YOUR OBJECTIVE: Each entry should be quoted word for word, including every mark of punctuation.

[Collected data entries]
:::

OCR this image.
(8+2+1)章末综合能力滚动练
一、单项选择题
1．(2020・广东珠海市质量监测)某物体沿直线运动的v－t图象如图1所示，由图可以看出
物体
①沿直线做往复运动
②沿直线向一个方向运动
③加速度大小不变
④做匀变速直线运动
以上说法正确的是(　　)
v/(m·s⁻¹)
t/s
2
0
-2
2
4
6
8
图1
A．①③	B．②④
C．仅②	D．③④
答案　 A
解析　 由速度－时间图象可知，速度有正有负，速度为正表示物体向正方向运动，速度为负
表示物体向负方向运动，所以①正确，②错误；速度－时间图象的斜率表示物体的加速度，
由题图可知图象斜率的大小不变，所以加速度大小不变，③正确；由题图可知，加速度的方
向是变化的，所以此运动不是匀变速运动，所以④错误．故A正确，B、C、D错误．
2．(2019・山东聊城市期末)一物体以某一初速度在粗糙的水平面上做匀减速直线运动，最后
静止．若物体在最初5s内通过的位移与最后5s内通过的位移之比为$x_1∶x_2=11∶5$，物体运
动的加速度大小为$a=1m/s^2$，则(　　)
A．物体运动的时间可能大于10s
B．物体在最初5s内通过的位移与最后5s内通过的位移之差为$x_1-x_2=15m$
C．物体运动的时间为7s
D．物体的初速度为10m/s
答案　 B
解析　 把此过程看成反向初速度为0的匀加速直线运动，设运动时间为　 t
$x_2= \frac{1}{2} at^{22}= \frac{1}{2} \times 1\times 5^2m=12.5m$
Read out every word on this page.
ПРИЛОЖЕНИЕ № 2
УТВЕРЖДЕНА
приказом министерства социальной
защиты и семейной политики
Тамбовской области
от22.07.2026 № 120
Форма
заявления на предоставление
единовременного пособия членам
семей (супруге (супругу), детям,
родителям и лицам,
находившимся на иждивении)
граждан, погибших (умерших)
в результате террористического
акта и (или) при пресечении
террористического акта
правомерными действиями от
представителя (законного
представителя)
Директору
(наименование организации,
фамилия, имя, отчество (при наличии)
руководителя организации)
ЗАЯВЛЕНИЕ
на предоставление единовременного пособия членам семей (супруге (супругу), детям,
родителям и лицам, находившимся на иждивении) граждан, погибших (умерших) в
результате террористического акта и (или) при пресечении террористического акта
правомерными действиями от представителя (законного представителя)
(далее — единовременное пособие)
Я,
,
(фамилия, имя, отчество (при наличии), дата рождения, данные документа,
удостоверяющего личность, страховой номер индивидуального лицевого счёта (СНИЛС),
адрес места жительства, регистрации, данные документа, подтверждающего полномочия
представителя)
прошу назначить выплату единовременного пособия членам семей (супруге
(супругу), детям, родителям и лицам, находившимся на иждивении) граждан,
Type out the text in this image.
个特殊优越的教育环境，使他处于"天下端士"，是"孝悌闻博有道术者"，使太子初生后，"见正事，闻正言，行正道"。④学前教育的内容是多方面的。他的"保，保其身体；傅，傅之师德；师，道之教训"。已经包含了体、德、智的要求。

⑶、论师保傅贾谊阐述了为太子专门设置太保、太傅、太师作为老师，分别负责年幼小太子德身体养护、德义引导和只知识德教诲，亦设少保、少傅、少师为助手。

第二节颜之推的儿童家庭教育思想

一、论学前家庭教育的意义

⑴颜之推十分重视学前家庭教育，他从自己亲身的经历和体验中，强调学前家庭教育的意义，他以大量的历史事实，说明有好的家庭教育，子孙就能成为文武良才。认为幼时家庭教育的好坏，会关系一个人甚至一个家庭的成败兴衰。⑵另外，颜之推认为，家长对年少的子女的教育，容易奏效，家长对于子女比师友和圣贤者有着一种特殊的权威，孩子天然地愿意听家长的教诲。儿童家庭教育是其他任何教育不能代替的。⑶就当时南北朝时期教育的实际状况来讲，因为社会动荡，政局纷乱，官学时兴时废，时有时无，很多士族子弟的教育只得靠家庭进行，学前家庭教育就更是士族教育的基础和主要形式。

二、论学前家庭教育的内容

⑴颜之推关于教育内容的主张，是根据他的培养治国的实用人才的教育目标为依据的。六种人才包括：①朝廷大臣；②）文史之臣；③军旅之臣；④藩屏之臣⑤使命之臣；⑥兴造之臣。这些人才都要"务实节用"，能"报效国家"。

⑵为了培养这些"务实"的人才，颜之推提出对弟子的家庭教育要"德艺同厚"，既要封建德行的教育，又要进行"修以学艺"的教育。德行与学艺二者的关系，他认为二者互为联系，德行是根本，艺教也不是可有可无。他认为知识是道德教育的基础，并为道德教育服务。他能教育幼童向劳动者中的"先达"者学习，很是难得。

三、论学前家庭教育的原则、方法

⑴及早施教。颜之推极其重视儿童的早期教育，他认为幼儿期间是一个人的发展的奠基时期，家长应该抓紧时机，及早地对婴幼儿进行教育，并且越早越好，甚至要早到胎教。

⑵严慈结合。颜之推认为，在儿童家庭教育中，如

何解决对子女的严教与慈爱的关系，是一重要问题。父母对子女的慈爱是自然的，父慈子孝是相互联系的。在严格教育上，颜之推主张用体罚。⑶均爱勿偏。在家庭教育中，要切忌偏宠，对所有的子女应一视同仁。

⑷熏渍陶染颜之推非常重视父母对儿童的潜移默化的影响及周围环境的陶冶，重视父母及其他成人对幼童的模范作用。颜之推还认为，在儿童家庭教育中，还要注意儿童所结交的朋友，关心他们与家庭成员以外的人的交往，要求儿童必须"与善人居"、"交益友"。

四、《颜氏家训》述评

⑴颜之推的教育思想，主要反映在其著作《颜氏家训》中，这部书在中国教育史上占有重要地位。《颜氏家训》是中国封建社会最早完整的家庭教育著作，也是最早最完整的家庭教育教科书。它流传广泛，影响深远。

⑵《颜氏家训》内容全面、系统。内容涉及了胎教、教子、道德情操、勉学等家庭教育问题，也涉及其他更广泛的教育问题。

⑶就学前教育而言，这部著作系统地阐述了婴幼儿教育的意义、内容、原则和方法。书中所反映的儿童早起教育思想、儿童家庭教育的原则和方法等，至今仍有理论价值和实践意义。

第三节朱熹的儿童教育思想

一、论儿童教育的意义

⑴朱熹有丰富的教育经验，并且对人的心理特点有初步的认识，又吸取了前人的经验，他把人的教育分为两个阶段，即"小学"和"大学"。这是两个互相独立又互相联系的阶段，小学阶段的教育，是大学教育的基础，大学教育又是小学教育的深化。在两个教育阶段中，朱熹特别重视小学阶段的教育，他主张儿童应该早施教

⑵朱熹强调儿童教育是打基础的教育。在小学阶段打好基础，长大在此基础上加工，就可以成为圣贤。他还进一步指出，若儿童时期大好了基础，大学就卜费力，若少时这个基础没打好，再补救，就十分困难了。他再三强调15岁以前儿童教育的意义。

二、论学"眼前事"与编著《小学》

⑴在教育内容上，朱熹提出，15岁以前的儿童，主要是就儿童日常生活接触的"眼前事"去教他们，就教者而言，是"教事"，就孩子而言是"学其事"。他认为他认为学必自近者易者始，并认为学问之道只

:::

REPLY:
OCR this image.
(8+2+1)章末综合能力滚动练
一、单项选择题
1．(2020・广东珠海市质量监测)某物体沿直线运动的v－t图象如图1所示，由图可以看出
物体
①沿直线做往复运动
②沿直线向一个方向运动
③加速度大小不变
④做匀变速直线运动
以上说法正确的是(　　)
v/(m·s⁻¹)
t/s
2
0
-2
2
4
6
8
图1
A．①③	B．②④
C．仅②	D．③④
答案　 A
解析　 由速度－时间图象可知，速度有正有负，速度为正表示物体向正方向运动，速度为负
表示物体向负方向运动，所以①正确，②错误；速度－时间图象的斜率表示物体的加速度，
由题图可知图象斜率的大小不变，所以加速度大小不变，③正确；由题图可知，加速度的方
向是变化的，所以此运动不是匀变速运动，所以④错误．故A正确，B、C、D错误．
2．(2019・山东聊城市期末)一物体以某一初速度在粗糙的水平面上做匀减速直线运动，最后
静止．若物体在最初5s内通过的位移与最后5s内通过的位移之比为$x_1∶x_2=11∶5$，物体运
动的加速度大小为$a=1m/s^2$，则(　　)
A．物体运动的时间可能大于10s
B．物体在最初5s内通过的位移与最后5s内通过的位移之差为$x_1-x_2=15m$
C．物体运动的时间为7s
D．物体的初速度为10m/s
答案　 B
解析　 把此过程看成反向初速度为0的匀加速直线运动，设运动时间为　 t
$x_2= \frac{1}{2} at^{22}= \frac{1}{2} \times 1\times 5^2m=12.5m$
Read out every word on this page.
ПРИЛОЖЕНИЕ № 2
УТВЕРЖДЕНА
приказом министерства социальной
защиты и семейной политики
Тамбовской области
от22.07.2026 № 120
Форма
заявления на предоставление
единовременного пособия членам
семей (супруге (супругу), детям,
родителям и лицам,
находившимся на иждивении)
граждан, погибших (умерших)
в результате террористического
акта и (или) при пресечении
террористического акта
правомерными действиями от
представителя (законного
представителя)
Директору
(наименование организации,
фамилия, имя, отчество (при наличии)
руководителя организации)
ЗАЯВЛЕНИЕ
на предоставление единовременного пособия членам семей (супруге (супругу), детям,
родителям и лицам, находившимся на иждивении) граждан, погибших (умерших) в
результате террористического акта и (или) при пресечении террористического акта
правомерными действиями от представителя (законного представителя)
(далее — единовременное пособие)
Я,
,
(фамилия, имя, отчество (при наличии), дата рождения, данные документа,
удостоверяющего личность, страховой номер индивидуального лицевого счёта (СНИЛС),
адрес места жительства, регистрации, данные документа, подтверждающего полномочия
представителя)
прошу назначить выплату единовременного пособия членам семей (супруге
(супругу), детям, родителям и лицам, находившимся на иждивении) граждан,
Type out the text in this image.
个特殊优越的教育环境，使他处于"天下端士"，是"孝悌闻博有道术者"，使太子初生后，"见正事，闻正言，行正道"。④学前教育的内容是多方面的。他的"保，保其身体；傅，傅之师德；师，道之教训"。已经包含了体、德、智的要求。

⑶、论师保傅贾谊阐述了为太子专门设置太保、太傅、太师作为老师，分别负责年幼小太子德身体养护、德义引导和只知识德教诲，亦设少保、少傅、少师为助手。

第二节颜之推的儿童家庭教育思想

一、论学前家庭教育的意义

⑴颜之推十分重视学前家庭教育，他从自己亲身的经历和体验中，强调学前家庭教育的意义，他以大量的历史事实，说明有好的家庭教育，子孙就能成为文武良才。认为幼时家庭教育的好坏，会关系一个人甚至一个家庭的成败兴衰。⑵另外，颜之推认为，家长对年少的子女的教育，容易奏效，家长对于子女比师友和圣贤者有着一种特殊的权威，孩子天然地愿意听家长的教诲。儿童家庭教育是其他任何教育不能代替的。⑶就当时南北朝时期教育的实际状况来讲，因为社会动荡，政局纷乱，官学时兴时废，时有时无，很多士族子弟的教育只得靠家庭进行，学前家庭教育就更是士族教育的基础和主要形式。

二、论学前家庭教育的内容

⑴颜之推关于教育内容的主张，是根据他的培养治国的实用人才的教育目标为依据的。六种人才包括：①朝廷大臣；②）文史之臣；③军旅之臣；④藩屏之臣⑤使命之臣；⑥兴造之臣。这些人才都要"务实节用"，能"报效国家"。

⑵为了培养这些"务实"的人才，颜之推提出对弟子的家庭教育要"德艺同厚"，既要封建德行的教育，又要进行"修以学艺"的教育。德行与学艺二者的关系，他认为二者互为联系，德行是根本，艺教也不是可有可无。他认为知识是道德教育的基础，并为道德教育服务。他能教育幼童向劳动者中的"先达"者学习，很是难得。

三、论学前家庭教育的原则、方法

⑴及早施教。颜之推极其重视儿童的早期教育，他认为幼儿期间是一个人的发展的奠基时期，家长应该抓紧时机，及早地对婴幼儿进行教育，并且越早越好，甚至要早到胎教。

⑵严慈结合。颜之推认为，在儿童家庭教育中，如

何解决对子女的严教与慈爱的关系，是一重要问题。父母对子女的慈爱是自然的，父慈子孝是相互联系的。在严格教育上，颜之推主张用体罚。⑶均爱勿偏。在家庭教育中，要切忌偏宠，对所有的子女应一视同仁。

⑷熏渍陶染颜之推非常重视父母对儿童的潜移默化的影响及周围环境的陶冶，重视父母及其他成人对幼童的模范作用。颜之推还认为，在儿童家庭教育中，还要注意儿童所结交的朋友，关心他们与家庭成员以外的人的交往，要求儿童必须"与善人居"、"交益友"。

四、《颜氏家训》述评

⑴颜之推的教育思想，主要反映在其著作《颜氏家训》中，这部书在中国教育史上占有重要地位。《颜氏家训》是中国封建社会最早完整的家庭教育著作，也是最早最完整的家庭教育教科书。它流传广泛，影响深远。

⑵《颜氏家训》内容全面、系统。内容涉及了胎教、教子、道德情操、勉学等家庭教育问题，也涉及其他更广泛的教育问题。

⑶就学前教育而言，这部著作系统地阐述了婴幼儿教育的意义、内容、原则和方法。书中所反映的儿童早起教育思想、儿童家庭教育的原则和方法等，至今仍有理论价值和实践意义。

第三节朱熹的儿童教育思想

一、论儿童教育的意义

⑴朱熹有丰富的教育经验，并且对人的心理特点有初步的认识，又吸取了前人的经验，他把人的教育分为两个阶段，即"小学"和"大学"。这是两个互相独立又互相联系的阶段，小学阶段的教育，是大学教育的基础，大学教育又是小学教育的深化。在两个教育阶段中，朱熹特别重视小学阶段的教育，他主张儿童应该早施教

⑵朱熹强调儿童教育是打基础的教育。在小学阶段打好基础，长大在此基础上加工，就可以成为圣贤。他还进一步指出，若儿童时期大好了基础，大学就卜费力，若少时这个基础没打好，再补救，就十分困难了。他再三强调15岁以前儿童教育的意义。

二、论学"眼前事"与编著《小学》

⑴在教育内容上，朱熹提出，15岁以前的儿童，主要是就儿童日常生活接触的"眼前事"去教他们，就教者而言，是"教事"，就孩子而言是"学其事"。他认为他认为学必自近者易者始，并认为学问之道只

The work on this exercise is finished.